## Begin Material supplied

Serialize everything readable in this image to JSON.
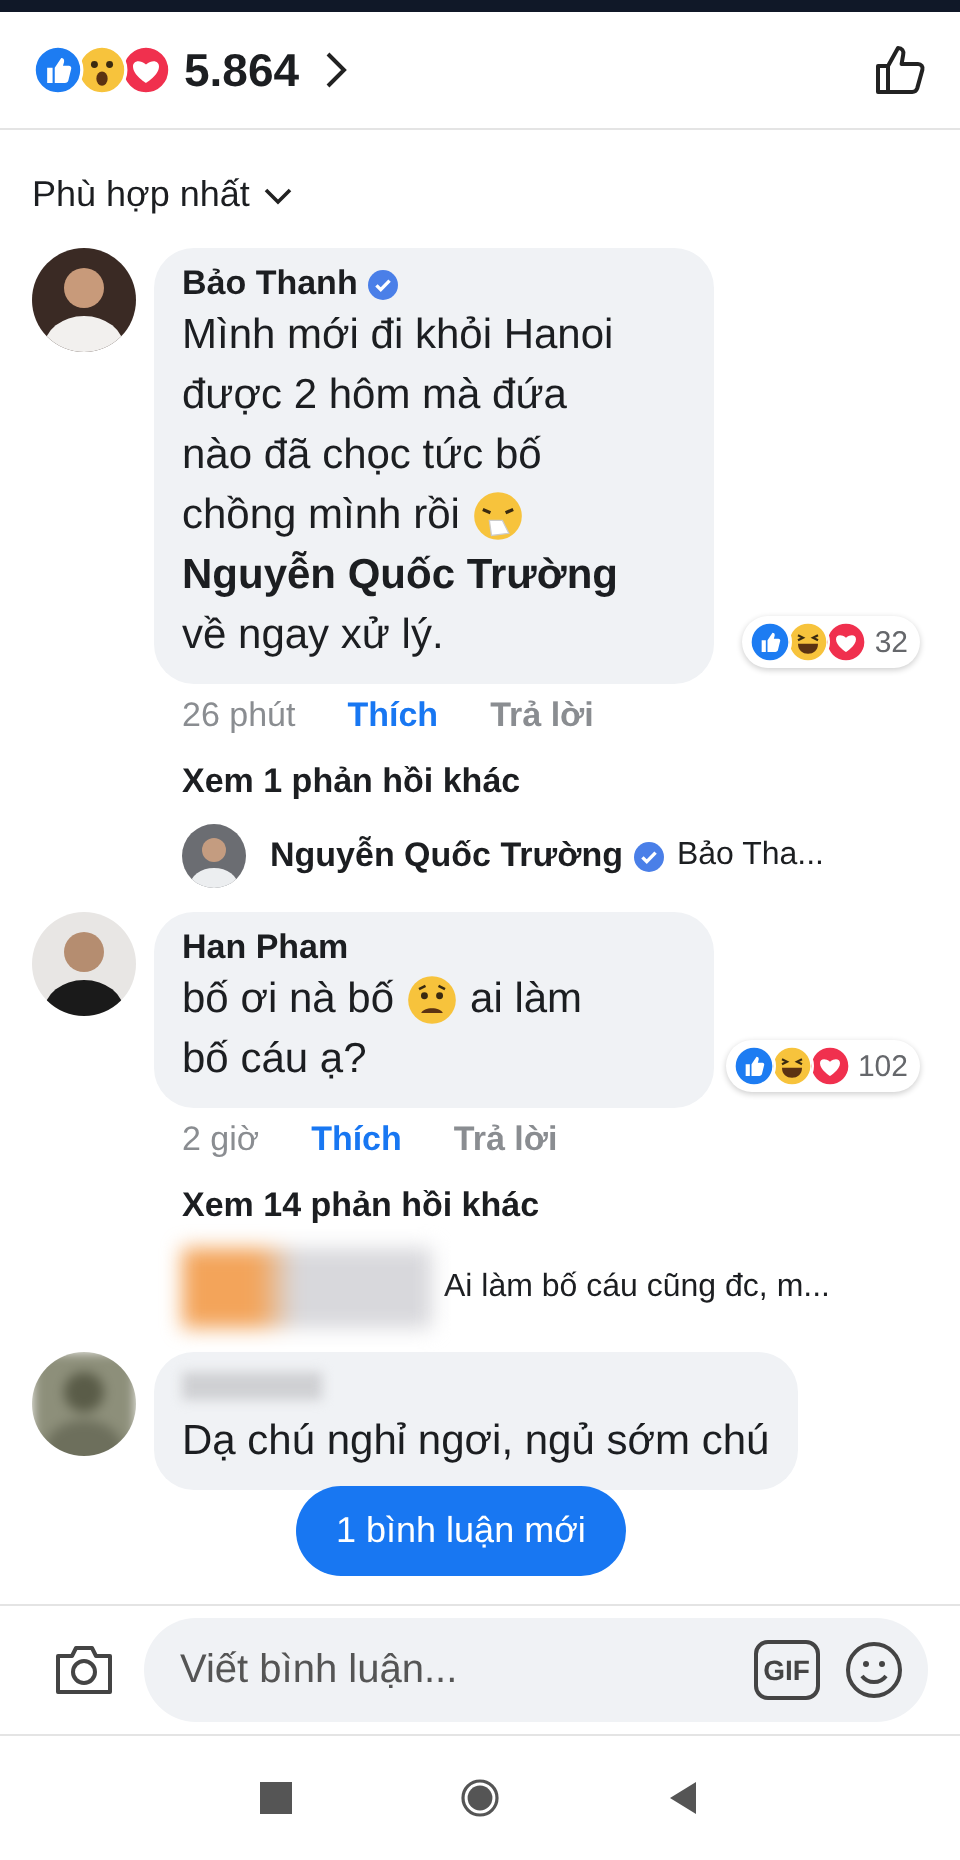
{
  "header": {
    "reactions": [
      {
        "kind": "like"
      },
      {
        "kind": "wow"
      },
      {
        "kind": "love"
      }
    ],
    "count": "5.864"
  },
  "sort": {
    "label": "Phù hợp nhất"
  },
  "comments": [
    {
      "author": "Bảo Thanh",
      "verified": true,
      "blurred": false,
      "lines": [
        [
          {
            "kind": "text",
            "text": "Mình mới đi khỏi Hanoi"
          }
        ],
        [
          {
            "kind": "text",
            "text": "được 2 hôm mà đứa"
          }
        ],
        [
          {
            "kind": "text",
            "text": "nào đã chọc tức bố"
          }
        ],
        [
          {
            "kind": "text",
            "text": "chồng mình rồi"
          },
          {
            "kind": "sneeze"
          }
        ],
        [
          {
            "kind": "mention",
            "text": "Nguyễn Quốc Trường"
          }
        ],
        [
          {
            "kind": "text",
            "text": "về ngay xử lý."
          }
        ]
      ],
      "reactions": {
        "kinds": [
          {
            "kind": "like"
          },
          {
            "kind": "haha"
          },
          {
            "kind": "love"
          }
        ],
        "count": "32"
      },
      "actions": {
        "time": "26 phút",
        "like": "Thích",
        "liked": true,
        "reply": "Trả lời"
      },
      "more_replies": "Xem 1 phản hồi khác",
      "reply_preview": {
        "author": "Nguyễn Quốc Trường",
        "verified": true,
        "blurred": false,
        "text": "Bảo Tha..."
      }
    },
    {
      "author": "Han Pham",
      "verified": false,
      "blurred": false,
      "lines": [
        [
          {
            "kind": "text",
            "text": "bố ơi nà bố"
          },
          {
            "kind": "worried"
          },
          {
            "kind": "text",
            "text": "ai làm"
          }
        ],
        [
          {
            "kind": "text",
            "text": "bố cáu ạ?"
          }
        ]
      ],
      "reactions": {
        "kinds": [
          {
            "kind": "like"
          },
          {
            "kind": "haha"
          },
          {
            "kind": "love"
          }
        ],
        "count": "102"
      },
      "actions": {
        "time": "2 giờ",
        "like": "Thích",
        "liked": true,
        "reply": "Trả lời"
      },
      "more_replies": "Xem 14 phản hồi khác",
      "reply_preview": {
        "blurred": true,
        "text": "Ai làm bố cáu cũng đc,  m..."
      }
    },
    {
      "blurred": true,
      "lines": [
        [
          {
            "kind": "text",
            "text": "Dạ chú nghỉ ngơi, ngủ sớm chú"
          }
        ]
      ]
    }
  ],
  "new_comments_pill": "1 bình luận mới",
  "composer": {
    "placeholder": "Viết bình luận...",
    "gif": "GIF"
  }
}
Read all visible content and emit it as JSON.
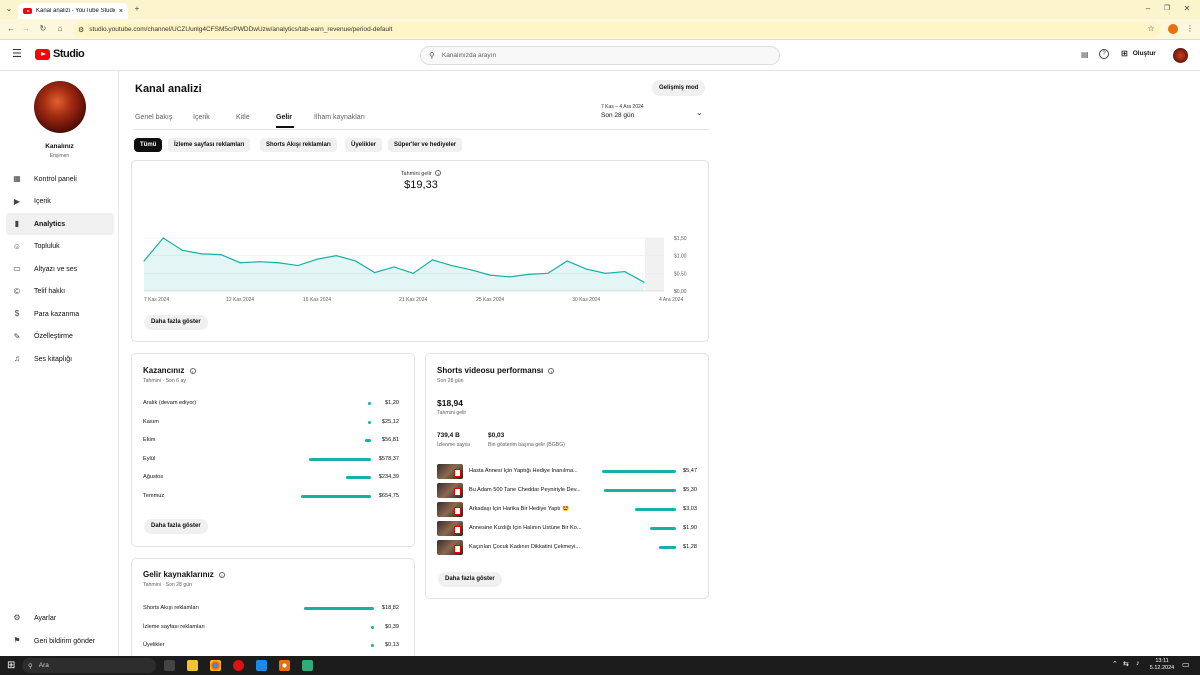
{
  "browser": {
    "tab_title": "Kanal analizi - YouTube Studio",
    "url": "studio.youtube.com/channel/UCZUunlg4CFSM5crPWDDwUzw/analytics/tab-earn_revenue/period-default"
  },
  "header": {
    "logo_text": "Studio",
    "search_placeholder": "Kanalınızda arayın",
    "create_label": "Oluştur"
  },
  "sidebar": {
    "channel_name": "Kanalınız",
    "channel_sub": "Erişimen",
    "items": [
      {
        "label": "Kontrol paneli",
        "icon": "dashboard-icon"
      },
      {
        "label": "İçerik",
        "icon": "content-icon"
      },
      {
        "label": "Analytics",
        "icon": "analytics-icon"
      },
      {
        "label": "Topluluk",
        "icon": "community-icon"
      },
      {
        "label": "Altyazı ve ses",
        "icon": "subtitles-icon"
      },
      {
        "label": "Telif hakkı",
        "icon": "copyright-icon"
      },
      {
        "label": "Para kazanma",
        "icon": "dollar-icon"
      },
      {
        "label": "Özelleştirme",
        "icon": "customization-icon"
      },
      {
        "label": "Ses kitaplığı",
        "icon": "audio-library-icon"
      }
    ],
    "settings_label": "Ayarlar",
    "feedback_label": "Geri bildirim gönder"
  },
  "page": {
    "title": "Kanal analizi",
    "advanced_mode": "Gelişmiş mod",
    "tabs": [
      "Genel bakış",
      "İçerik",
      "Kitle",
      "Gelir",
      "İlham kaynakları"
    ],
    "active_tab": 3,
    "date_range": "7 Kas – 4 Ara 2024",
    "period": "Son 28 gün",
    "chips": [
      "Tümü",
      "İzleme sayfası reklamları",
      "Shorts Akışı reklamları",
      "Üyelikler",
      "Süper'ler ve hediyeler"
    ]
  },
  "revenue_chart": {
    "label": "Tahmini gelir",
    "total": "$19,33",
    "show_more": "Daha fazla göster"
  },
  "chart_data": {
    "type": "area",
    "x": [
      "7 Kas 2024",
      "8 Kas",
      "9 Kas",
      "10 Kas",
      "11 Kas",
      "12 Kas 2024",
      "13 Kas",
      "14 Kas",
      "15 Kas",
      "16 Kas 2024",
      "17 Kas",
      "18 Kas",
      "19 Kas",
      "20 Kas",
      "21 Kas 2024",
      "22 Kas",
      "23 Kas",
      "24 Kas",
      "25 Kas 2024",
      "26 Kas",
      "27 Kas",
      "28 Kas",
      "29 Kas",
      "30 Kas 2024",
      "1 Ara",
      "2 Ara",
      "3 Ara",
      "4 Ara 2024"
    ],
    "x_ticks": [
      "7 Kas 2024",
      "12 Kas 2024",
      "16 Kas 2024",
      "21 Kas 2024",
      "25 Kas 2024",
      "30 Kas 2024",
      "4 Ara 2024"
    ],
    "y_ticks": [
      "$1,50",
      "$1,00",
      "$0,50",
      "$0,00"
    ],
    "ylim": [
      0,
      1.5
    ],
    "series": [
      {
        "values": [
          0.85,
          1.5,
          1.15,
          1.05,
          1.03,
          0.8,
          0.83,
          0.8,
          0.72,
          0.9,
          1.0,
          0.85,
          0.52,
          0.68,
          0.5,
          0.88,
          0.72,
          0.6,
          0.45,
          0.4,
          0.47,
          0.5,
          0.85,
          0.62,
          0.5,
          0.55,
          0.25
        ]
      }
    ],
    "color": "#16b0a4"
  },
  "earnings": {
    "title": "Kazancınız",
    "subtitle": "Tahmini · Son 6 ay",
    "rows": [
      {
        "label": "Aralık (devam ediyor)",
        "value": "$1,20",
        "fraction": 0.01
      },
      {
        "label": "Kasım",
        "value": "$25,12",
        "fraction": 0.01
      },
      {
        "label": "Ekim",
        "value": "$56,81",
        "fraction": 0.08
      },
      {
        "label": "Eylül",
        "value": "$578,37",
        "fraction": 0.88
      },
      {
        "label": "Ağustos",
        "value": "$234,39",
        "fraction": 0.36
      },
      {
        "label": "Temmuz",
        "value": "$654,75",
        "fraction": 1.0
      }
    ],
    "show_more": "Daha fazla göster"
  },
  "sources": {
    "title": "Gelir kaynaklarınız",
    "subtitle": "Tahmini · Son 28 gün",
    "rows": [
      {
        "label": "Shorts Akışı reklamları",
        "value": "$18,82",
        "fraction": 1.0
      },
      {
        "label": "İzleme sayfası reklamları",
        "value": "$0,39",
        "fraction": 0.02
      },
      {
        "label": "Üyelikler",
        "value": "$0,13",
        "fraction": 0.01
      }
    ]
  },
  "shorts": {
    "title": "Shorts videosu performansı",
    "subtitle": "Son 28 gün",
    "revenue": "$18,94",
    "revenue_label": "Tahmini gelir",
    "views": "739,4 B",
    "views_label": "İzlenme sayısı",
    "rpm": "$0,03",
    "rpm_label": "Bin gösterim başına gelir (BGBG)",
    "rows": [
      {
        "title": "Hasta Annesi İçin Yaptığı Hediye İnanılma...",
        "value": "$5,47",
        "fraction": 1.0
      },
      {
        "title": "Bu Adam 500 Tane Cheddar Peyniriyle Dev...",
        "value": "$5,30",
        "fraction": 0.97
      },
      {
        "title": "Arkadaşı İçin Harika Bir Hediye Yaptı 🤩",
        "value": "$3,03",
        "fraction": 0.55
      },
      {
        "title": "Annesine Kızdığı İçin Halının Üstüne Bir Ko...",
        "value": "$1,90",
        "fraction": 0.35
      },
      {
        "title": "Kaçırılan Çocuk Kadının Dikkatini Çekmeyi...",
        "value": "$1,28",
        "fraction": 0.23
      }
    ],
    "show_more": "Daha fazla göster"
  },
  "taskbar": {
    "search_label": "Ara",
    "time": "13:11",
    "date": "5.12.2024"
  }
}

## End Material supplied

• _Set exercise_
Identify every line holding the word "bình" and copy it out.

• _Full output_
  "new_comments_pill": "1 bình luận mới",
    "placeholder": "Viết bình luận...",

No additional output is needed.